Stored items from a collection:
++++++++++

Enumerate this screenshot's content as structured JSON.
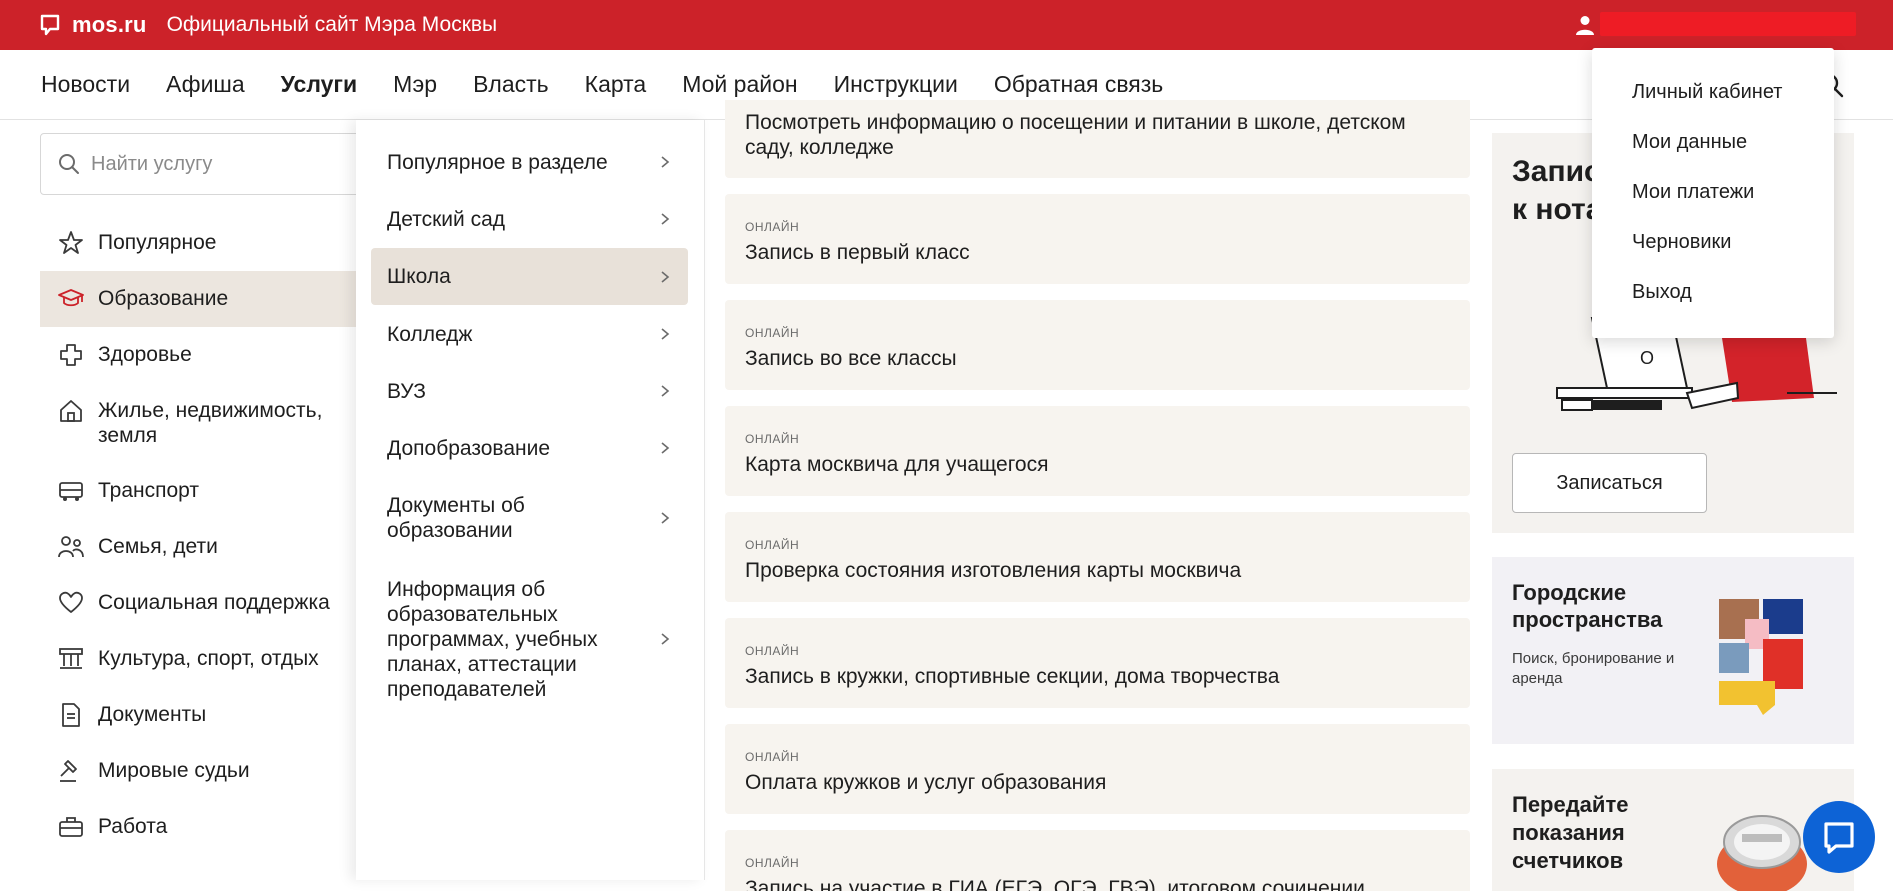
{
  "topbar": {
    "logo": "mos.ru",
    "subtitle": "Официальный сайт Мэра Москвы"
  },
  "nav": {
    "items": [
      "Новости",
      "Афиша",
      "Услуги",
      "Мэр",
      "Власть",
      "Карта",
      "Мой район",
      "Инструкции",
      "Обратная связь"
    ],
    "active": "Услуги"
  },
  "search": {
    "placeholder": "Найти услугу"
  },
  "categories": [
    {
      "label": "Популярное",
      "icon": "star-icon"
    },
    {
      "label": "Образование",
      "icon": "graduation-cap-icon",
      "active": true
    },
    {
      "label": "Здоровье",
      "icon": "medical-cross-icon"
    },
    {
      "label": "Жилье, недвижимость, земля",
      "icon": "house-icon"
    },
    {
      "label": "Транспорт",
      "icon": "bus-icon"
    },
    {
      "label": "Семья, дети",
      "icon": "family-icon"
    },
    {
      "label": "Социальная поддержка",
      "icon": "heart-icon"
    },
    {
      "label": "Культура, спорт, отдых",
      "icon": "museum-icon"
    },
    {
      "label": "Документы",
      "icon": "document-icon"
    },
    {
      "label": "Мировые судьи",
      "icon": "gavel-icon"
    },
    {
      "label": "Работа",
      "icon": "briefcase-icon"
    }
  ],
  "subcategories": [
    {
      "label": "Популярное в разделе"
    },
    {
      "label": "Детский сад"
    },
    {
      "label": "Школа",
      "active": true
    },
    {
      "label": "Колледж"
    },
    {
      "label": "ВУЗ"
    },
    {
      "label": "Допобразование"
    },
    {
      "label": "Документы об образовании"
    },
    {
      "label": "Информация об образовательных программах, учебных планах, аттестации преподавателей"
    }
  ],
  "services": [
    {
      "badge": "",
      "title": "Посмотреть информацию о посещении и питании в школе, детском саду, колледже"
    },
    {
      "badge": "ОНЛАЙН",
      "title": "Запись в первый класс"
    },
    {
      "badge": "ОНЛАЙН",
      "title": "Запись во все классы"
    },
    {
      "badge": "ОНЛАЙН",
      "title": "Карта москвича для учащегося"
    },
    {
      "badge": "ОНЛАЙН",
      "title": "Проверка состояния изготовления карты москвича"
    },
    {
      "badge": "ОНЛАЙН",
      "title": "Запись в кружки, спортивные секции, дома творчества"
    },
    {
      "badge": "ОНЛАЙН",
      "title": "Оплата кружков и услуг образования"
    },
    {
      "badge": "ОНЛАЙН",
      "title": "Запись на участие в ГИА (ЕГЭ, ОГЭ, ГВЭ), итоговом сочинении"
    }
  ],
  "promos": {
    "notary": {
      "title": "Запис\nк нота",
      "button": "Записаться"
    },
    "spaces": {
      "title": "Городские пространства",
      "text": "Поиск, бронирование и аренда"
    },
    "meters": {
      "title": "Передайте показания счетчиков"
    }
  },
  "user_menu": [
    "Личный кабинет",
    "Мои данные",
    "Мои платежи",
    "Черновики",
    "Выход"
  ],
  "colors": {
    "brand_red": "#cc2229",
    "active_bg": "#e8e1d9",
    "card_bg": "#f7f4ef",
    "chat_blue": "#0d63d6"
  }
}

++++++++++

## Problem requirements
From the records given above, copy all lines containing "Запись".

## The reply
      "title": "Запись в первый класс"
      "title": "Запись во все классы"
      "title": "Запись в кружки, спортивные секции, дома творчества"
      "title": "Запись на участие в ГИА (ЕГЭ, ОГЭ, ГВЭ), итоговом сочинении"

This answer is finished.